• **Exercise goal**: Check each line of the entries below for the string "ylabel" and state how many lines have it, with no other text.

• **Data provided**:

:::::

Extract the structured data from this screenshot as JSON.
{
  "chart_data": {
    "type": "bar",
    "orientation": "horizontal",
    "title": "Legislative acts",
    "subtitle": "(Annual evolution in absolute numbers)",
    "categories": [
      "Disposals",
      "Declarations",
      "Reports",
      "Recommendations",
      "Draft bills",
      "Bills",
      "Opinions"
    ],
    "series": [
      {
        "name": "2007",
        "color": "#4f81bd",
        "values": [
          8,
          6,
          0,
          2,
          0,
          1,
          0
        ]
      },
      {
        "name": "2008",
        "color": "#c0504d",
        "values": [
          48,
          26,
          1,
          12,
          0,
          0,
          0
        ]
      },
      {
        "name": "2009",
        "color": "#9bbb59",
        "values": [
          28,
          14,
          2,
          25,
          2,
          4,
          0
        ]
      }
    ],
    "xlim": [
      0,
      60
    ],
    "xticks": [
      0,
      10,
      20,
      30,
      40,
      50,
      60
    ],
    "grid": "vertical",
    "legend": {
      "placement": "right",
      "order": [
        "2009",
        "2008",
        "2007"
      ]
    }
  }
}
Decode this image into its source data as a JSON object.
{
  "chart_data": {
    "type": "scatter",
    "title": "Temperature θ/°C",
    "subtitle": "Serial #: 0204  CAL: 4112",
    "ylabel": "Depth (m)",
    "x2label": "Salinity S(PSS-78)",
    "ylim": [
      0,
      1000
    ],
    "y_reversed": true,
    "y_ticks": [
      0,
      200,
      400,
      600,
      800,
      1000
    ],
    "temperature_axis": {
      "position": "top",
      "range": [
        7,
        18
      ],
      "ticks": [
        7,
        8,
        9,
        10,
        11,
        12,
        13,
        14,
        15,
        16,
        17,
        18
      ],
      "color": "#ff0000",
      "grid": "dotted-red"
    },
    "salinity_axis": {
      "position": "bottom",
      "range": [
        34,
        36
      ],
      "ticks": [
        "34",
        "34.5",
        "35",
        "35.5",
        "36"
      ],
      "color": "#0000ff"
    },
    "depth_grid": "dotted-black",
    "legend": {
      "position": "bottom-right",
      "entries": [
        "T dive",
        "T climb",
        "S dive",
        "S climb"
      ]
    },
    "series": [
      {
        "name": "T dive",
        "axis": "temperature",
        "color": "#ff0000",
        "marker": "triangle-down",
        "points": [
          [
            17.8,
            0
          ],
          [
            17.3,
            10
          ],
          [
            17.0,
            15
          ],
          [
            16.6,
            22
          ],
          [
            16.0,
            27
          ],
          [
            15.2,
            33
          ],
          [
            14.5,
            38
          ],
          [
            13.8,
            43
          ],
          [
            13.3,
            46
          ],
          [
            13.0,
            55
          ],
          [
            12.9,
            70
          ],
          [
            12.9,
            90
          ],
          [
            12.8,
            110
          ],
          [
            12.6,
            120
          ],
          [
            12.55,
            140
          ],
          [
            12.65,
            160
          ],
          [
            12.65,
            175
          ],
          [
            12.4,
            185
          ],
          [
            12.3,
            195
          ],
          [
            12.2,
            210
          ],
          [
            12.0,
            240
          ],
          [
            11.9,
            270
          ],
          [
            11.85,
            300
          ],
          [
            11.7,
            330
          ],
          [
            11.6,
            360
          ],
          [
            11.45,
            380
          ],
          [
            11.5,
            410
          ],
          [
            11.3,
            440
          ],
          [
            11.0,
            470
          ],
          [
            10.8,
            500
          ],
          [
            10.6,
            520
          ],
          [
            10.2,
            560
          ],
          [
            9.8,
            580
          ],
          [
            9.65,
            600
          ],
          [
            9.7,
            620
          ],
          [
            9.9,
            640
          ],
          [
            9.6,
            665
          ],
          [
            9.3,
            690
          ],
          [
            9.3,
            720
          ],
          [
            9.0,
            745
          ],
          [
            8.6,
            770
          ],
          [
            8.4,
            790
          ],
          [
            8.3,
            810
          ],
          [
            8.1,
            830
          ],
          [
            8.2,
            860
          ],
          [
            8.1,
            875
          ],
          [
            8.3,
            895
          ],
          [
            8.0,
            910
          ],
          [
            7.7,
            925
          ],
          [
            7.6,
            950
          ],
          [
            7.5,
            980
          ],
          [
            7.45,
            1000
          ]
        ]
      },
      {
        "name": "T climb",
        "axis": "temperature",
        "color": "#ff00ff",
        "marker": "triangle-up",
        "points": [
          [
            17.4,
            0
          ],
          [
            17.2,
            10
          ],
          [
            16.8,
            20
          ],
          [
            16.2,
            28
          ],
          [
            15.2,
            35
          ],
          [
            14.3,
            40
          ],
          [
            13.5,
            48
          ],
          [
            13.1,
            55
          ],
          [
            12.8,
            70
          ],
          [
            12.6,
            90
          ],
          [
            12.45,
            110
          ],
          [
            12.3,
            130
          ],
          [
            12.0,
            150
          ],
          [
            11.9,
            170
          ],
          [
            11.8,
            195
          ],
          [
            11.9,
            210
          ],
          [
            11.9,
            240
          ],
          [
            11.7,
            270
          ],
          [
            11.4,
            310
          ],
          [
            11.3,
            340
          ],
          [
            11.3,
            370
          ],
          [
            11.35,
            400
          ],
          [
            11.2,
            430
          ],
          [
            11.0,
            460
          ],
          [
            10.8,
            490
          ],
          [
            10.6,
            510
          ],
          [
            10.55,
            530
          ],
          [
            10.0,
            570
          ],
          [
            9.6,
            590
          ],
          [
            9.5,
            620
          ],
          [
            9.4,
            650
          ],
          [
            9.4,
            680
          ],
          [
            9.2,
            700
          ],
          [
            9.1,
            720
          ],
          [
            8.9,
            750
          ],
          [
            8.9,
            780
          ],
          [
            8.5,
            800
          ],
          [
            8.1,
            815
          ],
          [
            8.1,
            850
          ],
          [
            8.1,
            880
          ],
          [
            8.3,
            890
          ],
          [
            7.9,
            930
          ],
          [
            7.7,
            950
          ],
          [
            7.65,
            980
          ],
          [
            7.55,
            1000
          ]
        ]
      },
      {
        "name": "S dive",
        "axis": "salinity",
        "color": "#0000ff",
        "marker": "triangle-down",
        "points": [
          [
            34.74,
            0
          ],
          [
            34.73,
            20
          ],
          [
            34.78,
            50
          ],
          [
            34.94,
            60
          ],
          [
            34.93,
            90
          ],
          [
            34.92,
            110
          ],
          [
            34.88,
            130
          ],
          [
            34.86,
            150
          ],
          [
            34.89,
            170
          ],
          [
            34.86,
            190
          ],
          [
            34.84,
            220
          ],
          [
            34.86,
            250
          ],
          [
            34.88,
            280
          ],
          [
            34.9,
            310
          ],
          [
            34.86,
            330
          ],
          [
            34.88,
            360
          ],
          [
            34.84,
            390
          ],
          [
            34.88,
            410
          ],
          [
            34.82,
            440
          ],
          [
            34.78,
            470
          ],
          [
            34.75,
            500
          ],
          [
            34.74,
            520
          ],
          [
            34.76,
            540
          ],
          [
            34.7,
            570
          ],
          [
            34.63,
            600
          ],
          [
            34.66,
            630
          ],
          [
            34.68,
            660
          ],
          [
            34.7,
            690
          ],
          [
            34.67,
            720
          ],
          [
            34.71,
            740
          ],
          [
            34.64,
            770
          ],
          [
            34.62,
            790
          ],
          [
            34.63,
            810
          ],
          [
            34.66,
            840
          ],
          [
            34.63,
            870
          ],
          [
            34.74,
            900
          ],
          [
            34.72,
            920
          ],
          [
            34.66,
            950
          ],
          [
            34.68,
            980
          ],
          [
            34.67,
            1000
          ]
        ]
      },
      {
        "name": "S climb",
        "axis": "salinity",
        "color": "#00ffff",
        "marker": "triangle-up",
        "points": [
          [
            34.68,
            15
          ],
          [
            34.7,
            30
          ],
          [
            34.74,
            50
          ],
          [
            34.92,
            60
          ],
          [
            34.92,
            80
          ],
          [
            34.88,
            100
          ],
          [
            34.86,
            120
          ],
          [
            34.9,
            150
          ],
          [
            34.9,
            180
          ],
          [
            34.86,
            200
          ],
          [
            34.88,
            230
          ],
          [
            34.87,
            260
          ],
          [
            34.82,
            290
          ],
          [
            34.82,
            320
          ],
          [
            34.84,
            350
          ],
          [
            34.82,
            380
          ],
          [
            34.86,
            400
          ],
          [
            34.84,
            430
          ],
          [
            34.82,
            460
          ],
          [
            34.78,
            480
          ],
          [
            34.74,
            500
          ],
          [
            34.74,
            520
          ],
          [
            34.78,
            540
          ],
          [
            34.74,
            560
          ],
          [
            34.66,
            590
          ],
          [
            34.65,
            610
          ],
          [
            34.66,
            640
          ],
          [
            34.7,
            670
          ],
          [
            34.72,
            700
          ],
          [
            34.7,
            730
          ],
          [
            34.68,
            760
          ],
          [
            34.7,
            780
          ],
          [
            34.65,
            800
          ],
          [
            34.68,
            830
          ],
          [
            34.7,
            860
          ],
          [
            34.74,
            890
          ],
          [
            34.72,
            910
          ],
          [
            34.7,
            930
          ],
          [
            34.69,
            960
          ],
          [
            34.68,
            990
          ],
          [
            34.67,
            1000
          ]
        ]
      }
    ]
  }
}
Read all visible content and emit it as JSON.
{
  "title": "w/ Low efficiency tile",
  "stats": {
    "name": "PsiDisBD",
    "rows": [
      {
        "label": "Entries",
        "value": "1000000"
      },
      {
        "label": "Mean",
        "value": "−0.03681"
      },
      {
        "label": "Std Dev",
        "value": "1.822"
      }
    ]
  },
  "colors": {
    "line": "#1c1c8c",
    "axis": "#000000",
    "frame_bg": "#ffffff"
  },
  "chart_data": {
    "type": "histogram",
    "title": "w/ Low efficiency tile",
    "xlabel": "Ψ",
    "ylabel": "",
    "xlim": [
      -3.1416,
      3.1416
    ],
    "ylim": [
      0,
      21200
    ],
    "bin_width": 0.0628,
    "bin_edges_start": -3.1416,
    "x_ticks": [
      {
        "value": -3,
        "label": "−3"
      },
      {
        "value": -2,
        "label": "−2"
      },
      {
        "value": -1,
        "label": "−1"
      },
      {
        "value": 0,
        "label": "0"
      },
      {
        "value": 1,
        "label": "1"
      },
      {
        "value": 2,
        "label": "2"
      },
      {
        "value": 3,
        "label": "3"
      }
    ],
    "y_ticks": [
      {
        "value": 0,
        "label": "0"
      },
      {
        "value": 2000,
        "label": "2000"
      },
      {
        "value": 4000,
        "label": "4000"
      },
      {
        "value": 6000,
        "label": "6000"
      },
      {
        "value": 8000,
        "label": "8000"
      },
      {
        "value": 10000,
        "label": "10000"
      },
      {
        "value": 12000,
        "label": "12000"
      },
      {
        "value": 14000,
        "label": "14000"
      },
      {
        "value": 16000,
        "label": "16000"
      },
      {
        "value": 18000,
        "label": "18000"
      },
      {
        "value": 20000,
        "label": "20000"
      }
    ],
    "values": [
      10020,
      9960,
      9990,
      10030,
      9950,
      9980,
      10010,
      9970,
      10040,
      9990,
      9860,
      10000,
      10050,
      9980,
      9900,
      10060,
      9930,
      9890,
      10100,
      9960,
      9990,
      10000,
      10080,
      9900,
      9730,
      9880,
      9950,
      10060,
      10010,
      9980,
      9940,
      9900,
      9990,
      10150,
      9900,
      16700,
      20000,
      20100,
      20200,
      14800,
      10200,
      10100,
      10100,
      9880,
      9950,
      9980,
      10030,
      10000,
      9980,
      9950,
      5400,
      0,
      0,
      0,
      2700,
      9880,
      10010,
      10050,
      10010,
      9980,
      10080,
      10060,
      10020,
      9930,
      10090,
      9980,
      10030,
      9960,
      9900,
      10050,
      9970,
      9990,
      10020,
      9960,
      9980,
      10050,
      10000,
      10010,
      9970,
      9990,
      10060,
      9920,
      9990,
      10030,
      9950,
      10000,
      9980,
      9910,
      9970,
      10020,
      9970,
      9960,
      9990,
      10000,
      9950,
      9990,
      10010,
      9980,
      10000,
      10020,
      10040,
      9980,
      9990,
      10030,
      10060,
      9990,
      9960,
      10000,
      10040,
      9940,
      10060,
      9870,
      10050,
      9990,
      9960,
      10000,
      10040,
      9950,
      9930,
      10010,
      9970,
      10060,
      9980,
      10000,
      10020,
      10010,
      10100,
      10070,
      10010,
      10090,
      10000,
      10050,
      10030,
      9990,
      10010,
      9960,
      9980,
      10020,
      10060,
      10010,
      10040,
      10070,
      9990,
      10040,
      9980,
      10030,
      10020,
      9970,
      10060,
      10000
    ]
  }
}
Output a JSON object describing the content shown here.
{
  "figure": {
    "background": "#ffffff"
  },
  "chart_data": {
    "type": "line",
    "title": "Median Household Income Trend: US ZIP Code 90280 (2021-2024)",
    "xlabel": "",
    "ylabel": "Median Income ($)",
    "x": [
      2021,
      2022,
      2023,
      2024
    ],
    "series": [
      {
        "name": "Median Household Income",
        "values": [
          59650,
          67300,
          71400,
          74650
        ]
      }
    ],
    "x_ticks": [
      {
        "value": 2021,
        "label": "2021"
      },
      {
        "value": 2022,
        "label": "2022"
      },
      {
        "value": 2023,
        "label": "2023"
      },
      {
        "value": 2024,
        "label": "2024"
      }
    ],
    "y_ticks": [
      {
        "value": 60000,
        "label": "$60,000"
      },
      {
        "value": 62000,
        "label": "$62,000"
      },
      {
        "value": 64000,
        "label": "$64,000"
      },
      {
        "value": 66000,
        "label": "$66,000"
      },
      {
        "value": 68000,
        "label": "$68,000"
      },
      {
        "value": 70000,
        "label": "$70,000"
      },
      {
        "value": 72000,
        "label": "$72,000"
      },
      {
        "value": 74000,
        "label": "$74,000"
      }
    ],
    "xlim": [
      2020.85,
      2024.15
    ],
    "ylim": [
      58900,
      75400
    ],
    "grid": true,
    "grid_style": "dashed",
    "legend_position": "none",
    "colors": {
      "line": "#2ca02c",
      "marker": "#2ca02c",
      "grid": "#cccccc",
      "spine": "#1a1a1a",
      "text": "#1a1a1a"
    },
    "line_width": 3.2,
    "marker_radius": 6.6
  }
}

:::::

• **Full solution**: 3